## INSTRUCTION:
Transcribe the data in full and exactly, omitting any pictures.

§

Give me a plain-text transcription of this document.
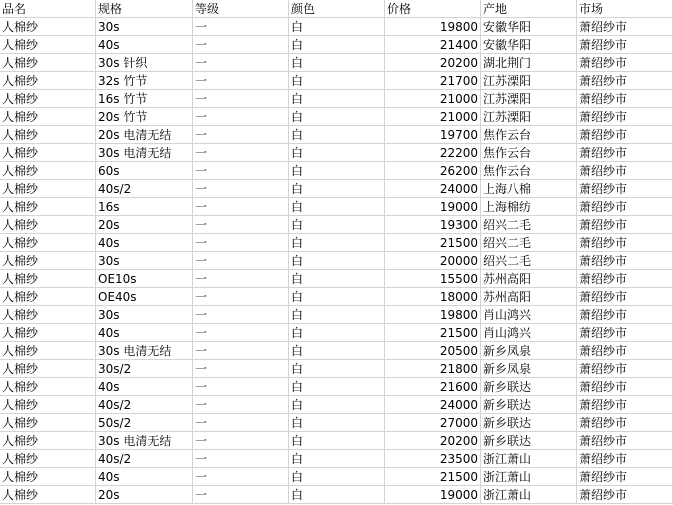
品名	规格	等级	颜色	价格	产地	市场
人棉纱	30s	一	白	19800 安徽华阳	萧绍纱市
人棉纱	40s	一	白	21400 安徽华阳	萧绍纱市
人棉纱	30s 针织	一	白	20200 湖北荆门	萧绍纱市
人棉纱	32s 竹节	一	白	21700 江苏溧阳	萧绍纱市
人棉纱	16s 竹节	一	白	21000 江苏溧阳	萧绍纱市
人棉纱	20s 竹节	一	白	21000 江苏溧阳	萧绍纱市
人棉纱	20s 电清无结	一	白	19700 焦作云台	萧绍纱市
人棉纱	30s 电清无结	一	白	22200 焦作云台	萧绍纱市
人棉纱	60s	一	白	26200 焦作云台	萧绍纱市
人棉纱	40s/2	一	白	24000 上海八棉	萧绍纱市
人棉纱	16s	一	白	19000 上海棉纺	萧绍纱市
人棉纱	20s	一	白	19300 绍兴二毛	萧绍纱市
人棉纱	40s	一	白	21500 绍兴二毛	萧绍纱市
人棉纱	30s	一	白	20000 绍兴二毛	萧绍纱市
人棉纱	OE10s	一	白	15500 苏州高阳	萧绍纱市
人棉纱	OE40s	一	白	18000 苏州高阳	萧绍纱市
人棉纱	30s	一	白	19800 肖山鸿兴	萧绍纱市
人棉纱	40s	一	白	21500 肖山鸿兴	萧绍纱市
人棉纱	30s 电清无结	一	白	20500 新乡凤泉	萧绍纱市
人棉纱	30s/2	一	白	21800 新乡凤泉	萧绍纱市
人棉纱	40s	一	白	21600 新乡联达	萧绍纱市
人棉纱	40s/2	一	白	24000 新乡联达	萧绍纱市
人棉纱	50s/2	一	白	27000 新乡联达	萧绍纱市
人棉纱	30s 电清无结	一	白	20200 新乡联达	萧绍纱市
人棉纱	40s/2	一	白	23500 浙江萧山	萧绍纱市
人棉纱	40s	一	白	21500 浙江萧山	萧绍纱市
人棉纱	20s	一	白	19000 浙江萧山	萧绍纱市
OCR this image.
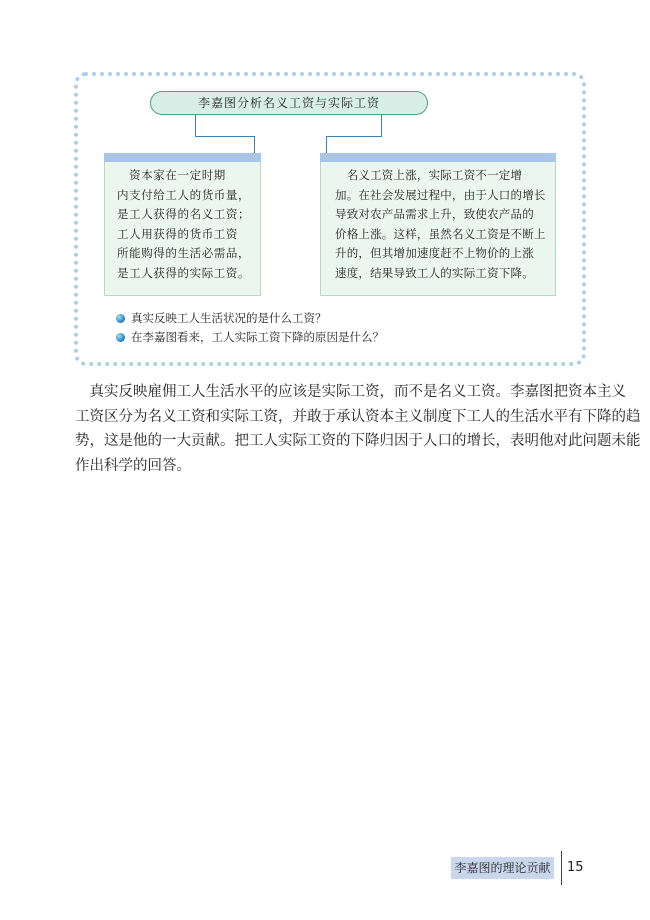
李嘉图分析名义工资与实际工资
　资本家在一定时期
内支付给工人的货币量，
是工人获得的名义工资；
工人用获得的货币工资
所能购得的生活必需品，
是工人获得的实际工资。
　名义工资上涨，实际工资不一定增
加。在社会发展过程中，由于人口的增长
导致对农产品需求上升，致使农产品的
价格上涨。这样，虽然名义工资是不断上
升的，但其增加速度赶不上物价的上涨
速度，结果导致工人的实际工资下降。
真实反映工人生活状况的是什么工资？
在李嘉图看来，工人实际工资下降的原因是什么？
　真实反映雇佣工人生活水平的应该是实际工资，而不是名义工资。李嘉图把资本主义
工资区分为名义工资和实际工资，并敢于承认资本主义制度下工人的生活水平有下降的趋
势，这是他的一大贡献。把工人实际工资的下降归因于人口的增长，表明他对此问题未能
作出科学的回答。
李嘉图的理论贡献 15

§

## RESULT:
Give me a plain-text transcription of this document.
品名	规格	等级	颜色	价格	产地	市场
人棉纱	30s	一	白	19800 安徽华阳	萧绍纱市
人棉纱	40s	一	白	21400 安徽华阳	萧绍纱市
人棉纱	30s 针织	一	白	20200 湖北荆门	萧绍纱市
人棉纱	32s 竹节	一	白	21700 江苏溧阳	萧绍纱市
人棉纱	16s 竹节	一	白	21000 江苏溧阳	萧绍纱市
人棉纱	20s 竹节	一	白	21000 江苏溧阳	萧绍纱市
人棉纱	20s 电清无结	一	白	19700 焦作云台	萧绍纱市
人棉纱	30s 电清无结	一	白	22200 焦作云台	萧绍纱市
人棉纱	60s	一	白	26200 焦作云台	萧绍纱市
人棉纱	40s/2	一	白	24000 上海八棉	萧绍纱市
人棉纱	16s	一	白	19000 上海棉纺	萧绍纱市
人棉纱	20s	一	白	19300 绍兴二毛	萧绍纱市
人棉纱	40s	一	白	21500 绍兴二毛	萧绍纱市
人棉纱	30s	一	白	20000 绍兴二毛	萧绍纱市
人棉纱	OE10s	一	白	15500 苏州高阳	萧绍纱市
人棉纱	OE40s	一	白	18000 苏州高阳	萧绍纱市
人棉纱	30s	一	白	19800 肖山鸿兴	萧绍纱市
人棉纱	40s	一	白	21500 肖山鸿兴	萧绍纱市
人棉纱	30s 电清无结	一	白	20500 新乡凤泉	萧绍纱市
人棉纱	30s/2	一	白	21800 新乡凤泉	萧绍纱市
人棉纱	40s	一	白	21600 新乡联达	萧绍纱市
人棉纱	40s/2	一	白	24000 新乡联达	萧绍纱市
人棉纱	50s/2	一	白	27000 新乡联达	萧绍纱市
人棉纱	30s 电清无结	一	白	20200 新乡联达	萧绍纱市
人棉纱	40s/2	一	白	23500 浙江萧山	萧绍纱市
人棉纱	40s	一	白	21500 浙江萧山	萧绍纱市
人棉纱	20s	一	白	19000 浙江萧山	萧绍纱市
OCR this image.
李嘉图分析名义工资与实际工资
　资本家在一定时期
内支付给工人的货币量，
是工人获得的名义工资；
工人用获得的货币工资
所能购得的生活必需品，
是工人获得的实际工资。
　名义工资上涨，实际工资不一定增
加。在社会发展过程中，由于人口的增长
导致对农产品需求上升，致使农产品的
价格上涨。这样，虽然名义工资是不断上
升的，但其增加速度赶不上物价的上涨
速度，结果导致工人的实际工资下降。
真实反映工人生活状况的是什么工资？
在李嘉图看来，工人实际工资下降的原因是什么？
　真实反映雇佣工人生活水平的应该是实际工资，而不是名义工资。李嘉图把资本主义
工资区分为名义工资和实际工资，并敢于承认资本主义制度下工人的生活水平有下降的趋
势，这是他的一大贡献。把工人实际工资的下降归因于人口的增长，表明他对此问题未能
作出科学的回答。
李嘉图的理论贡献 15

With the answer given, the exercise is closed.